### Stated exercise
Can you put each line of the data below into a numbered list, skipping blank lines and leaving the pictures out?

┌─ Task input

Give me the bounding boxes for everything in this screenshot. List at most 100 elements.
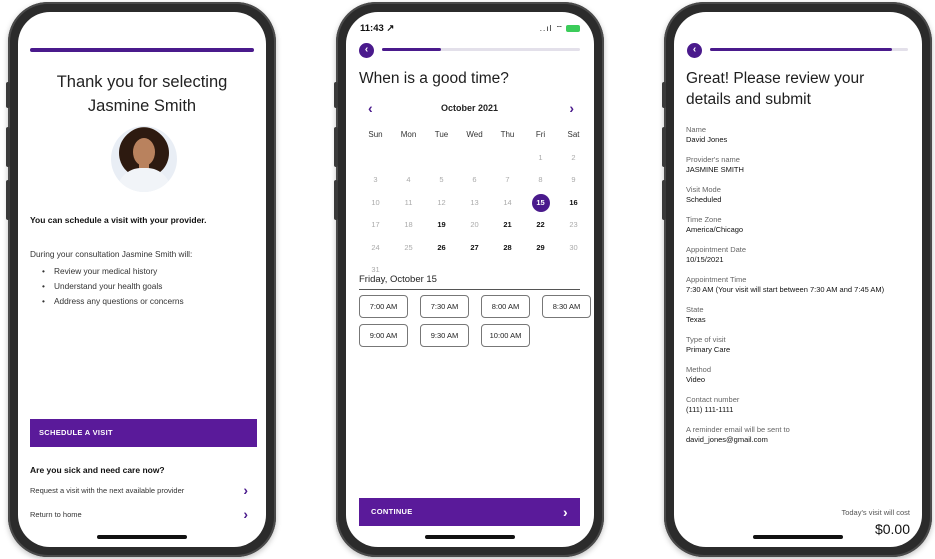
- continue-button-label: CONTINUE: [371, 507, 413, 516]
- field-value: Video: [686, 375, 706, 384]
- calendar-day-disabled: 1: [538, 152, 543, 162]
- side-button: [6, 127, 10, 167]
- time-slot-button[interactable]: 9:30 AM: [420, 324, 469, 347]
- weekday-label: Wed: [466, 130, 483, 139]
- calendar-blank: [557, 259, 590, 282]
- time-slots: 7:00 AM 7:30 AM 8:00 AM 8:30 AM 9:00 AM 9:30 …: [359, 295, 591, 347]
- calendar-day-disabled: 17: [371, 220, 380, 229]
- provider-name: Jasmine Smith: [87, 97, 197, 115]
- progress-bar: [382, 48, 580, 51]
- next-month-button[interactable]: ›: [569, 100, 574, 116]
- review-field: Visit Mode Scheduled: [686, 185, 916, 205]
- field-value: Primary Care: [686, 345, 731, 354]
- status-icons: ..ıl ⌔: [540, 24, 580, 34]
- screen: ‹ Great! Please review your details and …: [674, 12, 922, 547]
- calendar-day-disabled: 18: [404, 220, 413, 229]
- field-label: Name: [686, 125, 707, 134]
- calendar-day-disabled: 23: [569, 220, 578, 229]
- time-slot-button[interactable]: 8:00 AM: [481, 295, 530, 318]
- calendar-day-available[interactable]: 22: [524, 214, 557, 237]
- field-value: Scheduled: [686, 195, 722, 204]
- back-button[interactable]: ‹: [359, 43, 374, 58]
- calendar-day-available[interactable]: 29: [524, 237, 557, 260]
- weekday-label: Tue: [434, 130, 449, 139]
- time-slot-button[interactable]: 9:00 AM: [359, 324, 408, 347]
- battery-icon: [566, 25, 580, 33]
- calendar-day-disabled: 8: [538, 175, 543, 184]
- phone-provider-confirmation: Thank you for selecting Jasmine Smith Yo…: [6, 2, 276, 557]
- field-value: David Jones: [686, 135, 728, 144]
- progress-bar: [710, 48, 908, 51]
- next-provider-link[interactable]: Request a visit with the next available …: [30, 482, 248, 498]
- selected-day-label: Friday, October 15: [359, 274, 437, 285]
- progress-bar: [30, 48, 254, 52]
- side-button: [662, 127, 666, 167]
- time-slot-button[interactable]: 7:00 AM: [359, 295, 408, 318]
- field-value: 10/15/2021: [686, 255, 724, 264]
- calendar-day-available[interactable]: 27: [458, 237, 491, 260]
- side-button: [334, 82, 338, 108]
- phone-schedule-time: 11:43 ↗ ..ıl ⌔ ‹ When is a good time? ‹ …: [334, 2, 604, 557]
- calendar-grid: Sun Mon Tue Wed Thu Fri Sat 1 2 3 4 5 6 7 8 9 10 11 12 13 14…: [359, 124, 590, 282]
- review-field: Type of visit Primary Care: [686, 335, 916, 355]
- calendar-day-disabled: 4: [406, 175, 411, 184]
- calendar-day-disabled: 6: [472, 175, 477, 184]
- screen: Thank you for selecting Jasmine Smith Yo…: [18, 12, 266, 547]
- calendar-day-disabled: 25: [404, 242, 413, 252]
- review-field: A reminder email will be sent to david_jo…: [686, 425, 916, 445]
- field-value: 7:30 AM (Your visit will start between 7…: [686, 285, 885, 294]
- return-home-link[interactable]: Return to home ›: [30, 506, 248, 522]
- calendar-day-available[interactable]: 19: [425, 214, 458, 237]
- field-value: America/Chicago: [686, 225, 744, 234]
- field-label: Appointment Time: [686, 275, 747, 284]
- review-field: Appointment Time 7:30 AM (Your visit will…: [686, 275, 916, 295]
- time-slot-button[interactable]: 7:30 AM: [420, 295, 469, 318]
- status-time: 11:43 ↗: [360, 23, 395, 34]
- schedule-visit-button[interactable]: SCHEDULE A VISIT: [30, 419, 257, 447]
- calendar-blank: [392, 147, 425, 170]
- calendar-day-disabled: 24: [371, 242, 380, 252]
- field-label: Type of visit: [686, 335, 726, 344]
- calendar-header: ‹ October 2021 ›: [359, 100, 580, 116]
- back-button[interactable]: ‹: [687, 43, 702, 58]
- calendar-day-disabled: 11: [404, 197, 413, 207]
- provider-avatar: [111, 126, 177, 192]
- next-provider-link-label: Request a visit with the next available …: [30, 486, 185, 495]
- review-field: Contact number (111) 111-1111: [686, 395, 916, 415]
- calendar-day-available[interactable]: 21: [491, 214, 524, 237]
- location-arrow-icon: ↗: [386, 23, 395, 34]
- calendar-day-selected[interactable]: 15: [524, 192, 557, 215]
- time-slot-button[interactable]: 8:30 AM: [542, 295, 591, 318]
- progress-fill: [710, 48, 893, 51]
- sick-heading: Are you sick and need care now?: [30, 465, 165, 475]
- screen: 11:43 ↗ ..ıl ⌔ ‹ When is a good time? ‹ …: [346, 12, 594, 547]
- signal-wifi-icon: ..ıl ⌔: [539, 24, 564, 33]
- chevron-right-icon: ›: [563, 504, 568, 520]
- calendar-blank: [458, 259, 491, 282]
- calendar-day-available[interactable]: 16: [557, 192, 590, 215]
- field-label: A reminder email will be sent to: [686, 425, 790, 434]
- weekday-label: Sat: [567, 130, 580, 139]
- page-title: Great! Please review your details and su…: [686, 70, 865, 108]
- field-value: Texas: [686, 315, 706, 324]
- calendar-blank: [491, 147, 524, 170]
- calendar-day-available[interactable]: 28: [491, 237, 524, 260]
- side-button: [6, 180, 10, 220]
- continue-button[interactable]: CONTINUE ›: [359, 498, 580, 526]
- calendar-day-disabled: 20: [470, 220, 479, 229]
- calendar-day-disabled: 13: [470, 197, 479, 207]
- weekday-label: Mon: [400, 130, 417, 139]
- calendar-day-available[interactable]: 26: [425, 237, 458, 260]
- side-button: [334, 180, 338, 220]
- field-label: State: [686, 305, 704, 314]
- cost-value: $0.00: [874, 521, 910, 537]
- field-label: Contact number: [686, 395, 740, 404]
- calendar-blank: [425, 147, 458, 170]
- return-home-link-label: Return to home: [30, 510, 82, 519]
- field-value: david_jones@gmail.com: [686, 435, 768, 444]
- calendar-day-disabled: 7: [505, 175, 510, 184]
- time-slot-button[interactable]: 10:00 AM: [481, 324, 530, 347]
- divider: [359, 289, 580, 290]
- field-label: Visit Mode: [686, 185, 721, 194]
- calendar-day-disabled: 5: [439, 175, 444, 184]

└─

### Task answer
1. Give me the bounding boxes for everything in this screenshot. List at most 100 elements.
2. - continue-button-label: CONTINUE: [371, 507, 413, 516]
3. - field-value: Video: [686, 375, 706, 384]
4. - calendar-day-disabled: 1: [538, 152, 543, 162]
5. - side-button: [6, 127, 10, 167]
6. - time-slot-button[interactable]: 9:30 AM: [420, 324, 469, 347]
7. - weekday-label: Wed: [466, 130, 483, 139]
8. - calendar-blank: [557, 259, 590, 282]
9. - time-slots: 7:00 AM 7:30 AM 8:00 AM 8:30 AM 9:00 AM 9:30 …: [359, 295, 591, 347]
10. - calendar-day-disabled: 17: [371, 220, 380, 229]
11. - provider-name: Jasmine Smith: [87, 97, 197, 115]
12. - progress-bar: [382, 48, 580, 51]
13. - next-month-button[interactable]: ›: [569, 100, 574, 116]
14. - review-field: Visit Mode Scheduled: [686, 185, 916, 205]
15. - field-value: Primary Care: [686, 345, 731, 354]
16. - status-icons: ..ıl ⌔: [540, 24, 580, 34]
17. - screen: ‹ Great! Please review your details and …: [674, 12, 922, 547]
18. - calendar-day-disabled: 18: [404, 220, 413, 229]
19. - field-label: Name: [686, 125, 707, 134]
20. - calendar-day-disabled: 23: [569, 220, 578, 229]
21. - time-slot-button[interactable]: 8:00 AM: [481, 295, 530, 318]
22. - calendar-day-available[interactable]: 22: [524, 214, 557, 237]
23. - field-value: Scheduled: [686, 195, 722, 204]
24. - back-button[interactable]: ‹: [359, 43, 374, 58]
25. - calendar-day-available[interactable]: 29: [524, 237, 557, 260]
26. - weekday-label: Tue: [434, 130, 449, 139]
27. - time-slot-button[interactable]: 9:00 AM: [359, 324, 408, 347]
28. - battery-icon: [566, 25, 580, 33]
29. - calendar-day-disabled: 8: [538, 175, 543, 184]
30. - phone-provider-confirmation: Thank you for selecting Jasmine Smith Yo…: [6, 2, 276, 557]
31. - field-value: David Jones: [686, 135, 728, 144]
32. - progress-bar: [710, 48, 908, 51]
33. - next-provider-link[interactable]: Request a visit with the next available …: [30, 482, 248, 498]
34. - selected-day-label: Friday, October 15: [359, 274, 437, 285]
35. - progress-bar: [30, 48, 254, 52]
36. - side-button: [662, 127, 666, 167]
37. - time-slot-button[interactable]: 7:00 AM: [359, 295, 408, 318]
38. - field-value: 10/15/2021: [686, 255, 724, 264]
39. - calendar-day-available[interactable]: 27: [458, 237, 491, 260]
40. - side-button: [334, 82, 338, 108]
41. - phone-schedule-time: 11:43 ↗ ..ıl ⌔ ‹ When is a good time? ‹ …: [334, 2, 604, 557]
42. - calendar-grid: Sun Mon Tue Wed Thu Fri Sat 1 2 3 4 5 6 7 8 9 10 11 12 13 14…: [359, 124, 590, 282]
43. - review-field: Type of visit Primary Care: [686, 335, 916, 355]
44. - calendar-day-disabled: 4: [406, 175, 411, 184]
45. - calendar-day-disabled: 6: [472, 175, 477, 184]
46. - screen: Thank you for selecting Jasmine Smith Yo…: [18, 12, 266, 547]
47. - calendar-day-disabled: 25: [404, 242, 413, 252]
48. - review-field: A reminder email will be sent to david_jo…: [686, 425, 916, 445]
49. - field-value: 7:30 AM (Your visit will start between 7…: [686, 285, 885, 294]
50. - return-home-link[interactable]: Return to home ›: [30, 506, 248, 522]
51. - calendar-day-available[interactable]: 19: [425, 214, 458, 237]
52. - field-value: America/Chicago: [686, 225, 744, 234]
53. - field-label: Appointment Time: [686, 275, 747, 284]
54. - review-field: Appointment Time 7:30 AM (Your visit will…: [686, 275, 916, 295]
55. - time-slot-button[interactable]: 7:30 AM: [420, 295, 469, 318]
56. - status-time: 11:43 ↗: [360, 23, 395, 34]
57. - schedule-visit-button[interactable]: SCHEDULE A VISIT: [30, 419, 257, 447]
58. - calendar-blank: [392, 147, 425, 170]
59. - calendar-day-disabled: 24: [371, 242, 380, 252]
60. - field-label: Type of visit: [686, 335, 726, 344]
61. - calendar-header: ‹ October 2021 ›: [359, 100, 580, 116]
62. - back-button[interactable]: ‹: [687, 43, 702, 58]
63. - calendar-day-disabled: 11: [404, 197, 413, 207]
64. - provider-avatar: [111, 126, 177, 192]
65. - next-provider-link-label: Request a visit with the next available …: [30, 486, 185, 495]
66. - review-field: Contact number (111) 111-1111: [686, 395, 916, 415]
67. - calendar-day-available[interactable]: 21: [491, 214, 524, 237]
68. - location-arrow-icon: ↗: [386, 23, 395, 34]
69. - calendar-day-selected[interactable]: 15: [524, 192, 557, 215]
70. - time-slot-button[interactable]: 8:30 AM: [542, 295, 591, 318]
71. - progress-fill: [710, 48, 893, 51]
72. - sick-heading: Are you sick and need care now?: [30, 465, 165, 475]
73. - screen: 11:43 ↗ ..ıl ⌔ ‹ When is a good time? ‹ …: [346, 12, 594, 547]
74. - signal-wifi-icon: ..ıl ⌔: [539, 24, 564, 33]
75. - chevron-right-icon: ›: [563, 504, 568, 520]
76. - calendar-blank: [458, 259, 491, 282]
77. - calendar-day-available[interactable]: 16: [557, 192, 590, 215]
78. - field-label: A reminder email will be sent to: [686, 425, 790, 434]
79. - weekday-label: Sat: [567, 130, 580, 139]
80. - page-title: Great! Please review your details and su…: [686, 70, 865, 108]
81. - field-value: Texas: [686, 315, 706, 324]
82. - calendar-blank: [491, 147, 524, 170]
83. - calendar-day-available[interactable]: 28: [491, 237, 524, 260]
84. - side-button: [6, 180, 10, 220]
85. - continue-button[interactable]: CONTINUE ›: [359, 498, 580, 526]
86. - calendar-day-disabled: 20: [470, 220, 479, 229]
87. - calendar-day-disabled: 13: [470, 197, 479, 207]
88. - weekday-label: Mon: [400, 130, 417, 139]
89. - calendar-day-available[interactable]: 26: [425, 237, 458, 260]
90. - side-button: [334, 180, 338, 220]
91. - field-label: State: [686, 305, 704, 314]
92. - cost-value: $0.00: [874, 521, 910, 537]
93. - field-label: Contact number: [686, 395, 740, 404]
94. - calendar-blank: [425, 147, 458, 170]
95. - return-home-link-label: Return to home: [30, 510, 82, 519]
96. - field-value: david_jones@gmail.com: [686, 435, 768, 444]
97. - calendar-day-disabled: 7: [505, 175, 510, 184]
98. - time-slot-button[interactable]: 10:00 AM: [481, 324, 530, 347]
99. - divider: [359, 289, 580, 290]
100. - field-label: Visit Mode: [686, 185, 721, 194]
101. - calendar-day-disabled: 5: [439, 175, 444, 184]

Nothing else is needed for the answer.